Exactly as written, retype the listing below, omitting the pictures.

[Entries supplied]
· · · ·

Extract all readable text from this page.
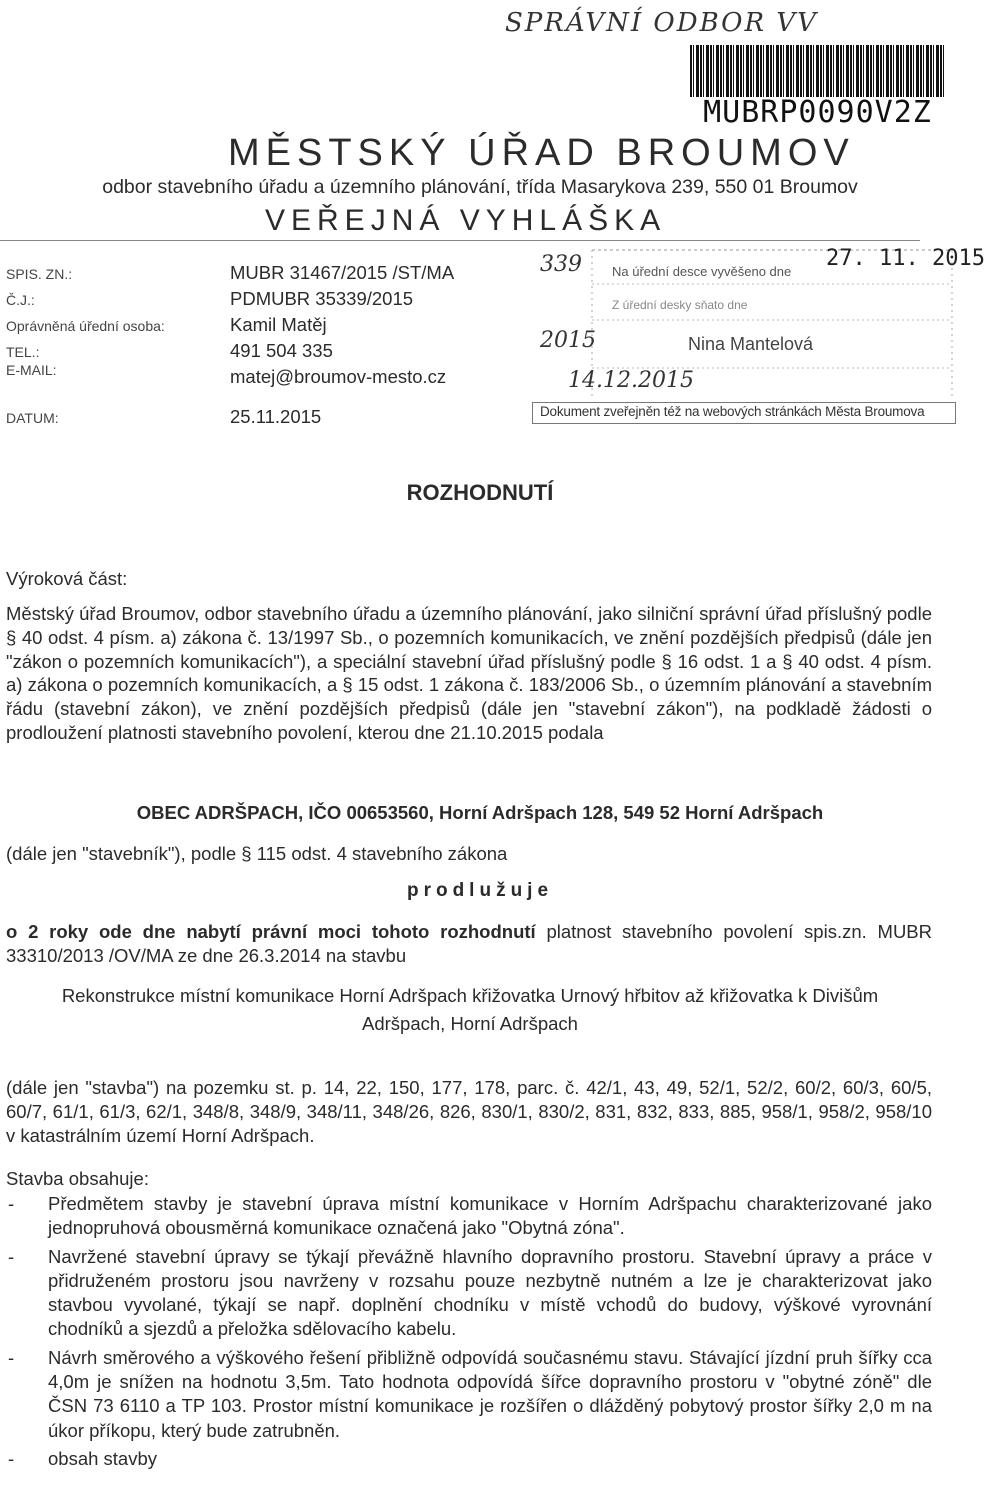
SPRÁVNÍ ODBOR VV
MUBRP0090V2Z
MĚSTSKÝ ÚŘAD BROUMOV
odbor stavebního úřadu a územního plánování, třída Masarykova 239, 550 01 Broumov
VEŘEJNÁ VYHLÁŠKA
SPIS. ZN.:	MUBR 31467/2015 /ST/MA
Č.J.:	PDMUBR 35339/2015
Oprávněná úřední osoba:	Kamil Matěj
TEL.:	491 504 335
E-MAIL:	matej@broumov-mesto.cz
DATUM:	25.11.2015
339 Na úřední desce vyvěšeno dne
27. 11. 2015
Z úřední desky sňato dne
2015	Nina Mantelová
14.12.2015
Dokument zveřejněn též na webových stránkách Města Broumova
ROZHODNUTÍ
Výroková část:
Městský úřad Broumov, odbor stavebního úřadu a územního plánování, jako silniční správní úřad příslušný podle § 40 odst. 4 písm. a) zákona č. 13/1997 Sb., o pozemních komunikacích, ve znění pozdějších předpisů (dále jen "zákon o pozemních komunikacích"), a speciální stavební úřad příslušný podle § 16 odst. 1 a § 40 odst. 4 písm. a) zákona o pozemních komunikacích, a § 15 odst. 1 zákona č. 183/2006 Sb., o územním plánování a stavebním řádu (stavební zákon), ve znění pozdějších předpisů (dále jen "stavební zákon"), na podkladě žádosti o prodloužení platnosti stavebního povolení, kterou dne 21.10.2015 podala
OBEC ADRŠPACH, IČO 00653560, Horní Adršpach 128, 549 52 Horní Adršpach
(dále jen "stavebník"), podle § 115 odst. 4 stavebního zákona
prodlužuje
o 2 roky ode dne nabytí právní moci tohoto rozhodnutí platnost stavebního povolení spis.zn. MUBR 33310/2013 /OV/MA ze dne 26.3.2014 na stavbu
Rekonstrukce místní komunikace Horní Adršpach křižovatka Urnový hřbitov až křižovatka k Divišům Adršpach, Horní Adršpach
(dále jen "stavba") na pozemku st. p. 14, 22, 150, 177, 178, parc. č. 42/1, 43, 49, 52/1, 52/2, 60/2, 60/3, 60/5, 60/7, 61/1, 61/3, 62/1, 348/8, 348/9, 348/11, 348/26, 826, 830/1, 830/2, 831, 832, 833, 885, 958/1, 958/2, 958/10 v katastrálním území Horní Adršpach.
Stavba obsahuje:
- Předmětem stavby je stavební úprava místní komunikace v Horním Adršpachu charakterizované jako jednopruhová obousměrná komunikace označená jako "Obytná zóna".
- Navržené stavební úpravy se týkají převážně hlavního dopravního prostoru. Stavební úpravy a práce v přidruženém prostoru jsou navrženy v rozsahu pouze nezbytně nutném a lze je charakterizovat jako stavbou vyvolané, týkají se např. doplnění chodníku v místě vchodů do budovy, výškové vyrovnání chodníků a sjezdů a přeložka sdělovacího kabelu.
- Návrh směrového a výškového řešení přibližně odpovídá současnému stavu. Stávající jízdní pruh šířky cca 4,0m je snížen na hodnotu 3,5m. Tato hodnota odpovídá šířce dopravního prostoru v "obytné zóně" dle ČSN 73 6110 a TP 103. Prostor místní komunikace je rozšířen o dlážděný pobytový prostor šířky 2,0 m na úkor příkopu, který bude zatrubněn.
- obsah stavby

· · · ·

[Finished answer]
Extract all readable text from this page.
SPRÁVNÍ ODBOR VV
MUBRP0090V2Z
MĚSTSKÝ ÚŘAD BROUMOV
odbor stavebního úřadu a územního plánování, třída Masarykova 239, 550 01 Broumov
VEŘEJNÁ VYHLÁŠKA
SPIS. ZN.:	MUBR 31467/2015 /ST/MA
Č.J.:	PDMUBR 35339/2015
Oprávněná úřední osoba:	Kamil Matěj
TEL.:	491 504 335
E-MAIL:	matej@broumov-mesto.cz
DATUM:	25.11.2015
339 Na úřední desce vyvěšeno dne
27. 11. 2015
Z úřední desky sňato dne
2015	Nina Mantelová
14.12.2015
Dokument zveřejněn též na webových stránkách Města Broumova
ROZHODNUTÍ
Výroková část:
Městský úřad Broumov, odbor stavebního úřadu a územního plánování, jako silniční správní úřad příslušný podle § 40 odst. 4 písm. a) zákona č. 13/1997 Sb., o pozemních komunikacích, ve znění pozdějších předpisů (dále jen "zákon o pozemních komunikacích"), a speciální stavební úřad příslušný podle § 16 odst. 1 a § 40 odst. 4 písm. a) zákona o pozemních komunikacích, a § 15 odst. 1 zákona č. 183/2006 Sb., o územním plánování a stavebním řádu (stavební zákon), ve znění pozdějších předpisů (dále jen "stavební zákon"), na podkladě žádosti o prodloužení platnosti stavebního povolení, kterou dne 21.10.2015 podala
OBEC ADRŠPACH, IČO 00653560, Horní Adršpach 128, 549 52 Horní Adršpach
(dále jen "stavebník"), podle § 115 odst. 4 stavebního zákona
prodlužuje
o 2 roky ode dne nabytí právní moci tohoto rozhodnutí platnost stavebního povolení spis.zn. MUBR 33310/2013 /OV/MA ze dne 26.3.2014 na stavbu
Rekonstrukce místní komunikace Horní Adršpach křižovatka Urnový hřbitov až křižovatka k Divišům Adršpach, Horní Adršpach
(dále jen "stavba") na pozemku st. p. 14, 22, 150, 177, 178, parc. č. 42/1, 43, 49, 52/1, 52/2, 60/2, 60/3, 60/5, 60/7, 61/1, 61/3, 62/1, 348/8, 348/9, 348/11, 348/26, 826, 830/1, 830/2, 831, 832, 833, 885, 958/1, 958/2, 958/10 v katastrálním území Horní Adršpach.
Stavba obsahuje:
- Předmětem stavby je stavební úprava místní komunikace v Horním Adršpachu charakterizované jako jednopruhová obousměrná komunikace označená jako "Obytná zóna".
- Navržené stavební úpravy se týkají převážně hlavního dopravního prostoru. Stavební úpravy a práce v přidruženém prostoru jsou navrženy v rozsahu pouze nezbytně nutném a lze je charakterizovat jako stavbou vyvolané, týkají se např. doplnění chodníku v místě vchodů do budovy, výškové vyrovnání chodníků a sjezdů a přeložka sdělovacího kabelu.
- Návrh směrového a výškového řešení přibližně odpovídá současnému stavu. Stávající jízdní pruh šířky cca 4,0m je snížen na hodnotu 3,5m. Tato hodnota odpovídá šířce dopravního prostoru v "obytné zóně" dle ČSN 73 6110 a TP 103. Prostor místní komunikace je rozšířen o dlážděný pobytový prostor šířky 2,0 m na úkor příkopu, který bude zatrubněn.
- obsah stavby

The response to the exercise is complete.